TASK DIRECTIONS
Write out all of the data without omission, exactly as shown.

RECORDS SHOWN
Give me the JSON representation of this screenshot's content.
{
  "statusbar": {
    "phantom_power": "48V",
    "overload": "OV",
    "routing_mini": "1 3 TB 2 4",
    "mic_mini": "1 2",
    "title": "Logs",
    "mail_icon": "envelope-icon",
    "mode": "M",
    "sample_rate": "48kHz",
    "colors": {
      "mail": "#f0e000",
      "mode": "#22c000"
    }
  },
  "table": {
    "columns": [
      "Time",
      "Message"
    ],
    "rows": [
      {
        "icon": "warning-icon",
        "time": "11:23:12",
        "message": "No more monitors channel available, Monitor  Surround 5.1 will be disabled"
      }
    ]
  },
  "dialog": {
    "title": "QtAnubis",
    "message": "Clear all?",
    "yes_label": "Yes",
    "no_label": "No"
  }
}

TASK SOLUTION
Give me the JSON representation of this screenshot's content.
{
  "statusbar": {
    "phantom_power": "48V",
    "overload": "OV",
    "routing_mini": "1 3 TB 2 4",
    "mic_mini": "1 2",
    "title": "Logs",
    "mail_icon": "envelope-icon",
    "mode": "M",
    "sample_rate": "48kHz",
    "colors": {
      "mail": "#f0e000",
      "mode": "#22c000"
    }
  },
  "table": {
    "columns": [
      "Time",
      "Message"
    ],
    "rows": [
      {
        "icon": "warning-icon",
        "time": "11:23:12",
        "message": "No more monitors channel available, Monitor  Surround 5.1 will be disabled"
      }
    ]
  },
  "dialog": {
    "title": "QtAnubis",
    "message": "Clear all?",
    "yes_label": "Yes",
    "no_label": "No"
  }
}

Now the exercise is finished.